(Stored data entries)

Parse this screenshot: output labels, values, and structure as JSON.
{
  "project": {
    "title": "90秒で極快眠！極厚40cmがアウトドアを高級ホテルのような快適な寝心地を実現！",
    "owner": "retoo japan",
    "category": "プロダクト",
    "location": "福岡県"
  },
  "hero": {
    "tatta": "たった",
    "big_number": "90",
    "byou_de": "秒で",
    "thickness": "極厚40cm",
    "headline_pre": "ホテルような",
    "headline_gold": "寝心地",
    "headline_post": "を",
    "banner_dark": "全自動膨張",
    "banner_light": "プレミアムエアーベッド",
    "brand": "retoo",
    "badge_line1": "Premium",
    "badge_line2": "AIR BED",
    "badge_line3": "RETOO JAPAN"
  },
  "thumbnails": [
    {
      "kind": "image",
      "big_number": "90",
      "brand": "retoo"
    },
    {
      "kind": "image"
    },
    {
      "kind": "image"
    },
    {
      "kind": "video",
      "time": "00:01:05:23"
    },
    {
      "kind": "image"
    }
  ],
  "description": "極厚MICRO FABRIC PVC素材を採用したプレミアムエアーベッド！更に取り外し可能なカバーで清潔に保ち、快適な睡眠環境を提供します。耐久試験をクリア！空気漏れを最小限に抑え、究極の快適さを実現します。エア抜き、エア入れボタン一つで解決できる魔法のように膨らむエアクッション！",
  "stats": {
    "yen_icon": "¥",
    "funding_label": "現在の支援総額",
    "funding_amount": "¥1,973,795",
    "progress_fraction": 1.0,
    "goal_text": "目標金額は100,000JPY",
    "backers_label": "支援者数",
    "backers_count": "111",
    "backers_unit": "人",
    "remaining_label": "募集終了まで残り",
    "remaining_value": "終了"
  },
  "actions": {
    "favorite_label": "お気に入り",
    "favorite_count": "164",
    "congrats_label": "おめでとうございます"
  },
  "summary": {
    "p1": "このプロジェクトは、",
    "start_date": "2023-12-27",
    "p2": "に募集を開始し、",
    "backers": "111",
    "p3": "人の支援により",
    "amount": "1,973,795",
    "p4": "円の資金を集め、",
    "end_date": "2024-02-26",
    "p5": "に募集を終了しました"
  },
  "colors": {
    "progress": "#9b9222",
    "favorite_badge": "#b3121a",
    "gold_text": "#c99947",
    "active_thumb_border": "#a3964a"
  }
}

> _PROBLEM STATEMENT_: Copy every record exactly, with nothing added or dropped.

> _FINAL RESULT_:
Parse this screenshot: output labels, values, and structure as JSON.
{
  "project": {
    "title": "90秒で極快眠！極厚40cmがアウトドアを高級ホテルのような快適な寝心地を実現！",
    "owner": "retoo japan",
    "category": "プロダクト",
    "location": "福岡県"
  },
  "hero": {
    "tatta": "たった",
    "big_number": "90",
    "byou_de": "秒で",
    "thickness": "極厚40cm",
    "headline_pre": "ホテルような",
    "headline_gold": "寝心地",
    "headline_post": "を",
    "banner_dark": "全自動膨張",
    "banner_light": "プレミアムエアーベッド",
    "brand": "retoo",
    "badge_line1": "Premium",
    "badge_line2": "AIR BED",
    "badge_line3": "RETOO JAPAN"
  },
  "thumbnails": [
    {
      "kind": "image",
      "big_number": "90",
      "brand": "retoo"
    },
    {
      "kind": "image"
    },
    {
      "kind": "image"
    },
    {
      "kind": "video",
      "time": "00:01:05:23"
    },
    {
      "kind": "image"
    }
  ],
  "description": "極厚MICRO FABRIC PVC素材を採用したプレミアムエアーベッド！更に取り外し可能なカバーで清潔に保ち、快適な睡眠環境を提供します。耐久試験をクリア！空気漏れを最小限に抑え、究極の快適さを実現します。エア抜き、エア入れボタン一つで解決できる魔法のように膨らむエアクッション！",
  "stats": {
    "yen_icon": "¥",
    "funding_label": "現在の支援総額",
    "funding_amount": "¥1,973,795",
    "progress_fraction": 1.0,
    "goal_text": "目標金額は100,000JPY",
    "backers_label": "支援者数",
    "backers_count": "111",
    "backers_unit": "人",
    "remaining_label": "募集終了まで残り",
    "remaining_value": "終了"
  },
  "actions": {
    "favorite_label": "お気に入り",
    "favorite_count": "164",
    "congrats_label": "おめでとうございます"
  },
  "summary": {
    "p1": "このプロジェクトは、",
    "start_date": "2023-12-27",
    "p2": "に募集を開始し、",
    "backers": "111",
    "p3": "人の支援により",
    "amount": "1,973,795",
    "p4": "円の資金を集め、",
    "end_date": "2024-02-26",
    "p5": "に募集を終了しました"
  },
  "colors": {
    "progress": "#9b9222",
    "favorite_badge": "#b3121a",
    "gold_text": "#c99947",
    "active_thumb_border": "#a3964a"
  }
}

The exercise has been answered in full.